[Records provided]

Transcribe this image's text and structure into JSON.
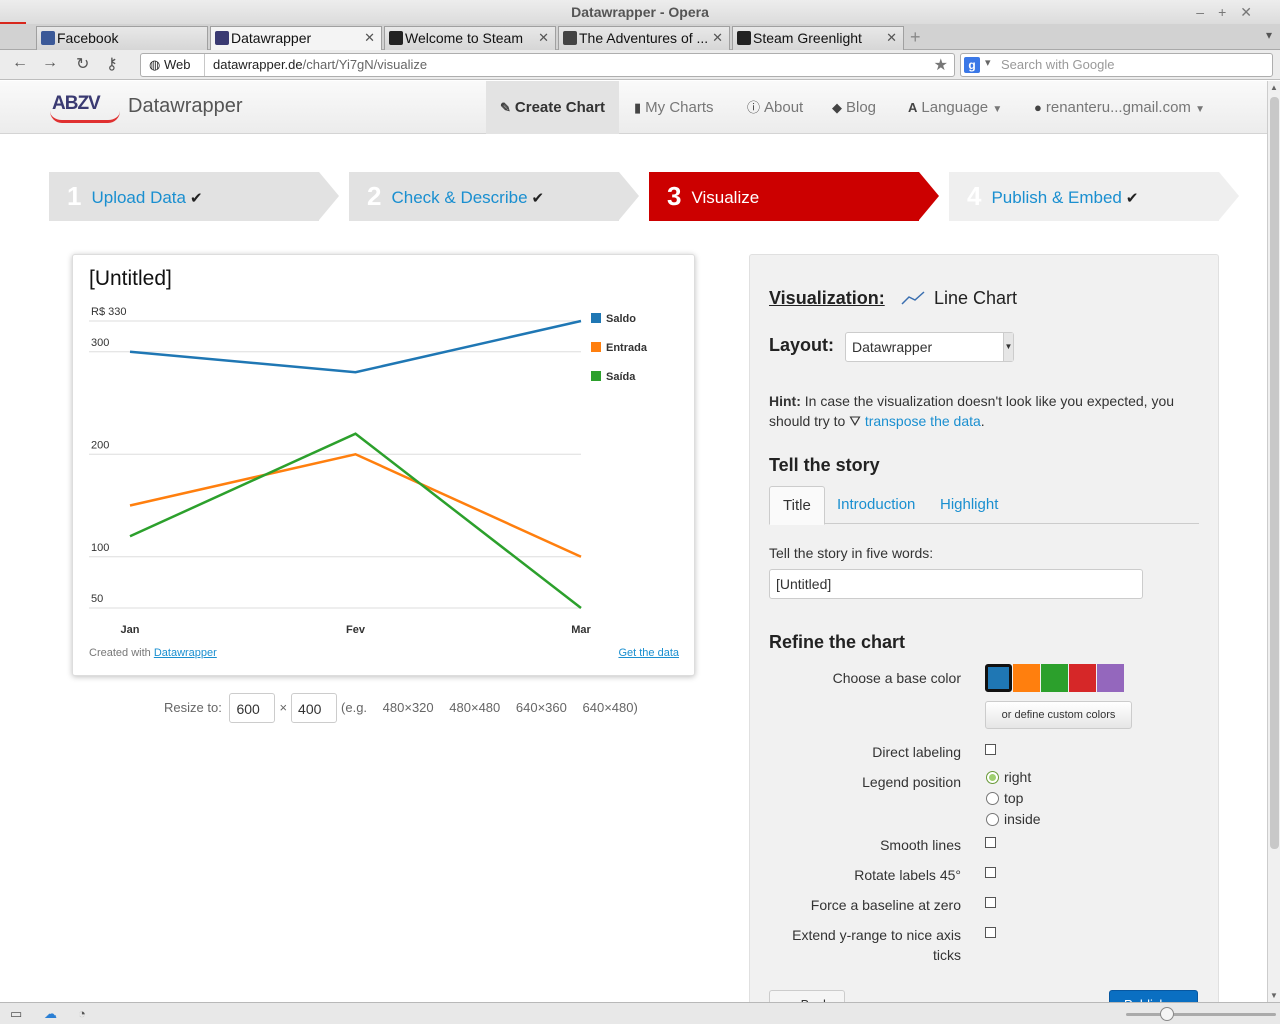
{
  "window": {
    "title": "Datawrapper - Opera"
  },
  "tabs": [
    {
      "label": "Facebook",
      "favicon_color": "#3b5998"
    },
    {
      "label": "Datawrapper",
      "favicon_color": "#3a3a72"
    },
    {
      "label": "Welcome to Steam",
      "favicon_color": "#222222"
    },
    {
      "label": "The Adventures of ...",
      "favicon_color": "#444444"
    },
    {
      "label": "Steam Greenlight",
      "favicon_color": "#222222"
    }
  ],
  "navbar": {
    "web_label": "Web",
    "url_host": "datawrapper.de",
    "url_path": "/chart/Yi7gN/visualize",
    "search_placeholder": "Search with Google"
  },
  "site": {
    "logo": "ABZV",
    "brand": "Datawrapper",
    "menu": [
      {
        "label": "Create Chart",
        "icon": "pencil-icon"
      },
      {
        "label": "My Charts",
        "icon": "bar-chart-icon"
      },
      {
        "label": "About",
        "icon": "info-icon"
      },
      {
        "label": "Blog",
        "icon": "tag-icon"
      },
      {
        "label": "Language",
        "icon": "font-icon"
      },
      {
        "label": "renanteru...gmail.com",
        "icon": "user-icon"
      }
    ]
  },
  "steps": [
    {
      "num": "1",
      "label": "Upload Data",
      "done": "✔"
    },
    {
      "num": "2",
      "label": "Check & Describe",
      "done": "✔"
    },
    {
      "num": "3",
      "label": "Visualize",
      "done": ""
    },
    {
      "num": "4",
      "label": "Publish & Embed",
      "done": "✔"
    }
  ],
  "chart_data": {
    "type": "line",
    "title": "[Untitled]",
    "categories": [
      "Jan",
      "Fev",
      "Mar"
    ],
    "series": [
      {
        "name": "Saldo",
        "values": [
          300,
          280,
          330
        ],
        "color": "#1f77b4"
      },
      {
        "name": "Entrada",
        "values": [
          150,
          200,
          100
        ],
        "color": "#ff7f0e"
      },
      {
        "name": "Saída",
        "values": [
          120,
          220,
          50
        ],
        "color": "#2ca02c"
      }
    ],
    "yticks": [
      {
        "value": 330,
        "label": "R$ 330"
      },
      {
        "value": 300,
        "label": "300"
      },
      {
        "value": 200,
        "label": "200"
      },
      {
        "value": 100,
        "label": "100"
      },
      {
        "value": 50,
        "label": "50"
      }
    ],
    "ylim": [
      50,
      330
    ],
    "legend": "right",
    "grid": true
  },
  "chart_footer": {
    "created_with": "Created with",
    "created_link": "Datawrapper",
    "get_data": "Get the data"
  },
  "resize": {
    "label": "Resize to:",
    "width": "600",
    "times": "×",
    "height": "400",
    "eg": "(e.g.",
    "presets": [
      "480×320",
      "480×480",
      "640×360",
      "640×480)"
    ]
  },
  "panel": {
    "vis_label": "Visualization:",
    "vis_value": "Line Chart",
    "layout_label": "Layout:",
    "layout_value": "Datawrapper",
    "hint_bold": "Hint:",
    "hint_text": "In case the visualization doesn't look like you expected, you should try to",
    "hint_link": "transpose the data",
    "hint_end": ".",
    "story_heading": "Tell the story",
    "story_tabs": [
      "Title",
      "Introduction",
      "Highlight"
    ],
    "five_words_label": "Tell the story in five words:",
    "title_value": "[Untitled]",
    "refine_heading": "Refine the chart",
    "base_color_label": "Choose a base color",
    "swatches": [
      "#1f77b4",
      "#ff7f0e",
      "#2ca02c",
      "#d62728",
      "#9467bd"
    ],
    "custom_colors": "or define custom colors",
    "direct_labeling": "Direct labeling",
    "legend_position": "Legend position",
    "legend_options": [
      "right",
      "top",
      "inside"
    ],
    "legend_selected": "right",
    "smooth_lines": "Smooth lines",
    "rotate_labels": "Rotate labels 45°",
    "force_baseline": "Force a baseline at zero",
    "extend_yrange_1": "Extend y-range to nice axis",
    "extend_yrange_2": "ticks",
    "back_button": "← Back",
    "publish_button": "Publish →"
  }
}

[Problem requirements]
Without the pictures, return all the records precisely as they stand.

[Complete response]
Transcribe this image's text and structure into JSON.
{
  "window": {
    "title": "Datawrapper - Opera"
  },
  "tabs": [
    {
      "label": "Facebook",
      "favicon_color": "#3b5998"
    },
    {
      "label": "Datawrapper",
      "favicon_color": "#3a3a72"
    },
    {
      "label": "Welcome to Steam",
      "favicon_color": "#222222"
    },
    {
      "label": "The Adventures of ...",
      "favicon_color": "#444444"
    },
    {
      "label": "Steam Greenlight",
      "favicon_color": "#222222"
    }
  ],
  "navbar": {
    "web_label": "Web",
    "url_host": "datawrapper.de",
    "url_path": "/chart/Yi7gN/visualize",
    "search_placeholder": "Search with Google"
  },
  "site": {
    "logo": "ABZV",
    "brand": "Datawrapper",
    "menu": [
      {
        "label": "Create Chart",
        "icon": "pencil-icon"
      },
      {
        "label": "My Charts",
        "icon": "bar-chart-icon"
      },
      {
        "label": "About",
        "icon": "info-icon"
      },
      {
        "label": "Blog",
        "icon": "tag-icon"
      },
      {
        "label": "Language",
        "icon": "font-icon"
      },
      {
        "label": "renanteru...gmail.com",
        "icon": "user-icon"
      }
    ]
  },
  "steps": [
    {
      "num": "1",
      "label": "Upload Data",
      "done": "✔"
    },
    {
      "num": "2",
      "label": "Check & Describe",
      "done": "✔"
    },
    {
      "num": "3",
      "label": "Visualize",
      "done": ""
    },
    {
      "num": "4",
      "label": "Publish & Embed",
      "done": "✔"
    }
  ],
  "chart_data": {
    "type": "line",
    "title": "[Untitled]",
    "categories": [
      "Jan",
      "Fev",
      "Mar"
    ],
    "series": [
      {
        "name": "Saldo",
        "values": [
          300,
          280,
          330
        ],
        "color": "#1f77b4"
      },
      {
        "name": "Entrada",
        "values": [
          150,
          200,
          100
        ],
        "color": "#ff7f0e"
      },
      {
        "name": "Saída",
        "values": [
          120,
          220,
          50
        ],
        "color": "#2ca02c"
      }
    ],
    "yticks": [
      {
        "value": 330,
        "label": "R$ 330"
      },
      {
        "value": 300,
        "label": "300"
      },
      {
        "value": 200,
        "label": "200"
      },
      {
        "value": 100,
        "label": "100"
      },
      {
        "value": 50,
        "label": "50"
      }
    ],
    "ylim": [
      50,
      330
    ],
    "legend": "right",
    "grid": true
  },
  "chart_footer": {
    "created_with": "Created with",
    "created_link": "Datawrapper",
    "get_data": "Get the data"
  },
  "resize": {
    "label": "Resize to:",
    "width": "600",
    "times": "×",
    "height": "400",
    "eg": "(e.g.",
    "presets": [
      "480×320",
      "480×480",
      "640×360",
      "640×480)"
    ]
  },
  "panel": {
    "vis_label": "Visualization:",
    "vis_value": "Line Chart",
    "layout_label": "Layout:",
    "layout_value": "Datawrapper",
    "hint_bold": "Hint:",
    "hint_text": "In case the visualization doesn't look like you expected, you should try to",
    "hint_link": "transpose the data",
    "hint_end": ".",
    "story_heading": "Tell the story",
    "story_tabs": [
      "Title",
      "Introduction",
      "Highlight"
    ],
    "five_words_label": "Tell the story in five words:",
    "title_value": "[Untitled]",
    "refine_heading": "Refine the chart",
    "base_color_label": "Choose a base color",
    "swatches": [
      "#1f77b4",
      "#ff7f0e",
      "#2ca02c",
      "#d62728",
      "#9467bd"
    ],
    "custom_colors": "or define custom colors",
    "direct_labeling": "Direct labeling",
    "legend_position": "Legend position",
    "legend_options": [
      "right",
      "top",
      "inside"
    ],
    "legend_selected": "right",
    "smooth_lines": "Smooth lines",
    "rotate_labels": "Rotate labels 45°",
    "force_baseline": "Force a baseline at zero",
    "extend_yrange_1": "Extend y-range to nice axis",
    "extend_yrange_2": "ticks",
    "back_button": "← Back",
    "publish_button": "Publish →"
  }
}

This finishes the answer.